__Stated goal__
Identify the lines that contain the word "always" and copy each one.
****************
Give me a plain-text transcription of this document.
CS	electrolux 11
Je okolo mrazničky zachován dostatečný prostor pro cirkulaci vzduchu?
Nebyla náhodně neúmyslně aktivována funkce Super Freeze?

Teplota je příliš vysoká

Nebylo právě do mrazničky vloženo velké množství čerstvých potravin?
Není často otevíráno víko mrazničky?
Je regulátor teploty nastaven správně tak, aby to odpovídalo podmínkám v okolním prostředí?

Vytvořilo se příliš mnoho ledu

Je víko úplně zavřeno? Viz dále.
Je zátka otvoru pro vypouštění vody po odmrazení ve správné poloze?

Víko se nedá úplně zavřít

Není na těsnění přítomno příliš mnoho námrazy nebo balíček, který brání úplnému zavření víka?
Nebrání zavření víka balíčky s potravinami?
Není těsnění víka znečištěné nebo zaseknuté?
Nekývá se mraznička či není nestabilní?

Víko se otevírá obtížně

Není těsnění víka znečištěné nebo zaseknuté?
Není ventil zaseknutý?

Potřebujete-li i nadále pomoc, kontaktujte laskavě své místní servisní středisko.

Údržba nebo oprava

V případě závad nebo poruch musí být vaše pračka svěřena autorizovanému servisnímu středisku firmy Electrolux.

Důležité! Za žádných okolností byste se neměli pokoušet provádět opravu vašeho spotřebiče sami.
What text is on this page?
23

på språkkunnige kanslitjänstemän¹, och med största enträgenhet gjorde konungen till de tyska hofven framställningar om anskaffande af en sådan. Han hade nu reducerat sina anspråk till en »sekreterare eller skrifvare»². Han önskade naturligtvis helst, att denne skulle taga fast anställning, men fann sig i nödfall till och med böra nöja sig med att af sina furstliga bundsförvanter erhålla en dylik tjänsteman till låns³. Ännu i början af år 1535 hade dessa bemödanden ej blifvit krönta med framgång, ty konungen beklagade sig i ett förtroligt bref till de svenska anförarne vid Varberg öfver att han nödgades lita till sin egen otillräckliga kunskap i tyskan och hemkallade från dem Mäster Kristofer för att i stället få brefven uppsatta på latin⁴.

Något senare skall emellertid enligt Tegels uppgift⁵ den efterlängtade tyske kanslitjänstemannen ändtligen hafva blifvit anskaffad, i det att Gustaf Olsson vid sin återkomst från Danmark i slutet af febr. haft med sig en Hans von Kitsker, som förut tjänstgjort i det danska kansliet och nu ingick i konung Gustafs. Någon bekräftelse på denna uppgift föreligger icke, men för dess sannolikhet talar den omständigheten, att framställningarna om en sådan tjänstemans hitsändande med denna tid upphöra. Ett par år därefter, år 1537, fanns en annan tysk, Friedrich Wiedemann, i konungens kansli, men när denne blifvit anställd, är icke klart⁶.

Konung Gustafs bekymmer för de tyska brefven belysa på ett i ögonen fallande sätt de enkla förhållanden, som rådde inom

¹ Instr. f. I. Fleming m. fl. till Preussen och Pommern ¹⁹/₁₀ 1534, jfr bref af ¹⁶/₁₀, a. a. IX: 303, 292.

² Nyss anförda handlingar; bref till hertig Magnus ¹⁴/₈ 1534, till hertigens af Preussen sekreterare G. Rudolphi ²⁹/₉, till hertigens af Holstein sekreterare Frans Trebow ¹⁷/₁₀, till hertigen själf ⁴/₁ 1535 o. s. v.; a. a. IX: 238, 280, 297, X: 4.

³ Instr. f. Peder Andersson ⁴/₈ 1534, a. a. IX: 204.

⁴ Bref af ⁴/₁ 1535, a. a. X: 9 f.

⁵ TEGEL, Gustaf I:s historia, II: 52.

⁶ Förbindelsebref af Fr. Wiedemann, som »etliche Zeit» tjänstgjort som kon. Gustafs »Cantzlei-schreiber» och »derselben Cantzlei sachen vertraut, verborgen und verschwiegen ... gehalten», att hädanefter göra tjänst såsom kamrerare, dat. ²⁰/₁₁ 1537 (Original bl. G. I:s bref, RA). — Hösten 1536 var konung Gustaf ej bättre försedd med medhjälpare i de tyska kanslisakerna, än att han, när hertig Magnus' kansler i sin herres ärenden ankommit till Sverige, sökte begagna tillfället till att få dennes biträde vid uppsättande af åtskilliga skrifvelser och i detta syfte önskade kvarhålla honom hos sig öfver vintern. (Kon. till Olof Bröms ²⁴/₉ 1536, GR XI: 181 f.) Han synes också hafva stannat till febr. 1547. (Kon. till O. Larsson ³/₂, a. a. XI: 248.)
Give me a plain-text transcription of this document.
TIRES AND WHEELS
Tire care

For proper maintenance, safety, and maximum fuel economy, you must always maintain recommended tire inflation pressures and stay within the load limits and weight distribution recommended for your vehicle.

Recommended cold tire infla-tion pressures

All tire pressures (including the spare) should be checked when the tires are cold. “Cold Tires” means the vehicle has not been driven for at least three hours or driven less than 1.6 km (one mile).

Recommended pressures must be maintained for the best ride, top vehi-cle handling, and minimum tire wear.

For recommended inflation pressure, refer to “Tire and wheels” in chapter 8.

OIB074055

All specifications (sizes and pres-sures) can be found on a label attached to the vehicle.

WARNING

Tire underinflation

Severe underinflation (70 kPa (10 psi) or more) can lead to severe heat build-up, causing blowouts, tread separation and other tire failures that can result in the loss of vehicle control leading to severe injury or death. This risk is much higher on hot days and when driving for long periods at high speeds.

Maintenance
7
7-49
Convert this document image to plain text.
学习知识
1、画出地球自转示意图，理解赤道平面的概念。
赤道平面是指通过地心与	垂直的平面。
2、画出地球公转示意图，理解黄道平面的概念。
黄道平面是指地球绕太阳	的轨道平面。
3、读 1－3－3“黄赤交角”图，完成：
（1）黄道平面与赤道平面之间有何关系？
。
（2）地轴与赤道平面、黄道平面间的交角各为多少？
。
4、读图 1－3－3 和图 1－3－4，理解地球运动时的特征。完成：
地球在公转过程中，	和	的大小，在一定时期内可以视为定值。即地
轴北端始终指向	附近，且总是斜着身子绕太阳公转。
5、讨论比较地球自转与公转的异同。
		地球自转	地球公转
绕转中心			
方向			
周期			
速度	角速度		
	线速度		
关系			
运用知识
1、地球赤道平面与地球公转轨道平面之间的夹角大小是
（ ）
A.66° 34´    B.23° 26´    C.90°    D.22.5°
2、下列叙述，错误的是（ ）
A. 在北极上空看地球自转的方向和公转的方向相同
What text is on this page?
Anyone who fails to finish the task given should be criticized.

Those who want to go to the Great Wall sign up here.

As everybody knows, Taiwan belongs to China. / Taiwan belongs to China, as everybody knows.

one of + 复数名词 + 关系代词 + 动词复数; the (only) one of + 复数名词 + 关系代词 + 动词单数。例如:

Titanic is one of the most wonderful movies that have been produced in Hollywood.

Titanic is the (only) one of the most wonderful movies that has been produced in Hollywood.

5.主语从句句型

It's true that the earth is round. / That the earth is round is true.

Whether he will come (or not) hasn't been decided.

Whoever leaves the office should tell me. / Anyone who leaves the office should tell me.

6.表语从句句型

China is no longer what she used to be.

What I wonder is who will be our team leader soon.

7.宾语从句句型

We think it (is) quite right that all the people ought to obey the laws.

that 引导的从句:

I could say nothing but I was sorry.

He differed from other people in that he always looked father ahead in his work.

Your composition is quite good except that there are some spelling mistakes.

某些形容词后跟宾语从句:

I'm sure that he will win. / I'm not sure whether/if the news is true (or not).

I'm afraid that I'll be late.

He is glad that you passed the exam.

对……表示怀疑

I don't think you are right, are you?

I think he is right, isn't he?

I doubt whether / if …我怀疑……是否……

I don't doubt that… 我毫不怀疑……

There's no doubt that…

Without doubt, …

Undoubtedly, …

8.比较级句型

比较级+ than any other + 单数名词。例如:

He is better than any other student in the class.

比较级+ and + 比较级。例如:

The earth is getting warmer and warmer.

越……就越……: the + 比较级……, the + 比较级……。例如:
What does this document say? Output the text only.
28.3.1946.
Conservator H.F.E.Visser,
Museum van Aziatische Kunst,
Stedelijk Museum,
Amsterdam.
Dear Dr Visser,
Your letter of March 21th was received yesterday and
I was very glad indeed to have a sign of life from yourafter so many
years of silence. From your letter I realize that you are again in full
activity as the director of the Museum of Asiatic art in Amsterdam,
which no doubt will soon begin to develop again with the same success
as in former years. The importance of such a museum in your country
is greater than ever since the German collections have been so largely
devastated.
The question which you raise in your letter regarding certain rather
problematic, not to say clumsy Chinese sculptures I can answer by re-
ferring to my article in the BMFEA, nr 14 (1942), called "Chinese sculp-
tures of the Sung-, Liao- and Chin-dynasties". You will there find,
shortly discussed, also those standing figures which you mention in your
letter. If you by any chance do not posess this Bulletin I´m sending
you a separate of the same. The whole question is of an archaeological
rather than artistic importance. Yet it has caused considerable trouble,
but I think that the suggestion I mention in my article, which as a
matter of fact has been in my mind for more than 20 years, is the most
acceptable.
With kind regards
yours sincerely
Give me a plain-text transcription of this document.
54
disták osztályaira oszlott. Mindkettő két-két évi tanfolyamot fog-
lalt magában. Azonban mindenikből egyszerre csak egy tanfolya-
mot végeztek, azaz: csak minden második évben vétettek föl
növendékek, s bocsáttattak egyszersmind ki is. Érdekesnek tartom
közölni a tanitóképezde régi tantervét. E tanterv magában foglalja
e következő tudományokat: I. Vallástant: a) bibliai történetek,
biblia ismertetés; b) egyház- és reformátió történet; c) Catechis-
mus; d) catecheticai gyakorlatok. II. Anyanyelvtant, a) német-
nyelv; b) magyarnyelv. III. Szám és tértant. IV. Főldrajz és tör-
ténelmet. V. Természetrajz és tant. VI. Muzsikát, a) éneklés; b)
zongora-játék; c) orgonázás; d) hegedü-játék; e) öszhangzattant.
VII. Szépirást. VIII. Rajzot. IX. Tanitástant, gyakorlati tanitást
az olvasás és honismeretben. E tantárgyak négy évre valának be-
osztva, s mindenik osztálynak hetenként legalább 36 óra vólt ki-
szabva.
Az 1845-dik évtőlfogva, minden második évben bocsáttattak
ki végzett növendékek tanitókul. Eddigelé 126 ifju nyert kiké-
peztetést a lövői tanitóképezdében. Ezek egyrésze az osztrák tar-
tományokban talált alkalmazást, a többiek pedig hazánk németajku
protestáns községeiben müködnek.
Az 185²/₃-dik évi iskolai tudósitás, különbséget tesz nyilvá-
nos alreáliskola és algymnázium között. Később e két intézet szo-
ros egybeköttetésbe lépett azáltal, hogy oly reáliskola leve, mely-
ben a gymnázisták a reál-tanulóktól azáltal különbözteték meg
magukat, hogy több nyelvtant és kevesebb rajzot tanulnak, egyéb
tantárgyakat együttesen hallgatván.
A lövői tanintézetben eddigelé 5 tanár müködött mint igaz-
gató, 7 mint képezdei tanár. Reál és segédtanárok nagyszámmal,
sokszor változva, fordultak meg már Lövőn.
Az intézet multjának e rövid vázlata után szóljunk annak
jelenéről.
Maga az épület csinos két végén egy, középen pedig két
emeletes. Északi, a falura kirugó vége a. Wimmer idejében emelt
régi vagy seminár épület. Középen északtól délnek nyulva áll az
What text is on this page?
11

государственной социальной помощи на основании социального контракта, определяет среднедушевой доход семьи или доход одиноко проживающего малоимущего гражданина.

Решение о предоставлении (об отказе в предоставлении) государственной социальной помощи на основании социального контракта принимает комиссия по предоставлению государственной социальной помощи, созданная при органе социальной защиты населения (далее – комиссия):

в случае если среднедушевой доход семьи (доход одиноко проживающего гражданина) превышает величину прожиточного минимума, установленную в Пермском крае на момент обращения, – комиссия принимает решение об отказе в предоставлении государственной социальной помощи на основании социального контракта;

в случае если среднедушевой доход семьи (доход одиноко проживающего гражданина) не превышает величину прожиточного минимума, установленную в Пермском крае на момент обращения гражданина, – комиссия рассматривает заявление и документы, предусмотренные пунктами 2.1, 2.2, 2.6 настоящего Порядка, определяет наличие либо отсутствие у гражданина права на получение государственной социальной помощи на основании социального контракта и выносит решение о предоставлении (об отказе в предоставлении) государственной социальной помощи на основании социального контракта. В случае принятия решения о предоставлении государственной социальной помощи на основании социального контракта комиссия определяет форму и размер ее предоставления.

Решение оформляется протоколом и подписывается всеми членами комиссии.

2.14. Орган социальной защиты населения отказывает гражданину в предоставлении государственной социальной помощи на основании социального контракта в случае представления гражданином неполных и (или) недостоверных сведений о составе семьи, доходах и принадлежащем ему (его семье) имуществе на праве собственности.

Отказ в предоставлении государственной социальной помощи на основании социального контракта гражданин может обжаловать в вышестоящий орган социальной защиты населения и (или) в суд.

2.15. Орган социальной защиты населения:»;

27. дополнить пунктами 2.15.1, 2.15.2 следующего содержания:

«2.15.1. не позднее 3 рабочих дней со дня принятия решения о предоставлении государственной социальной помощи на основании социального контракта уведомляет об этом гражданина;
****************
__Correct response__
For proper maintenance, safety, and maximum fuel economy, you must always maintain recommended tire inflation pressures and stay within the load limits and weight distribution recommended for your vehicle.
He differed from other people in that he always looked father ahead in his work.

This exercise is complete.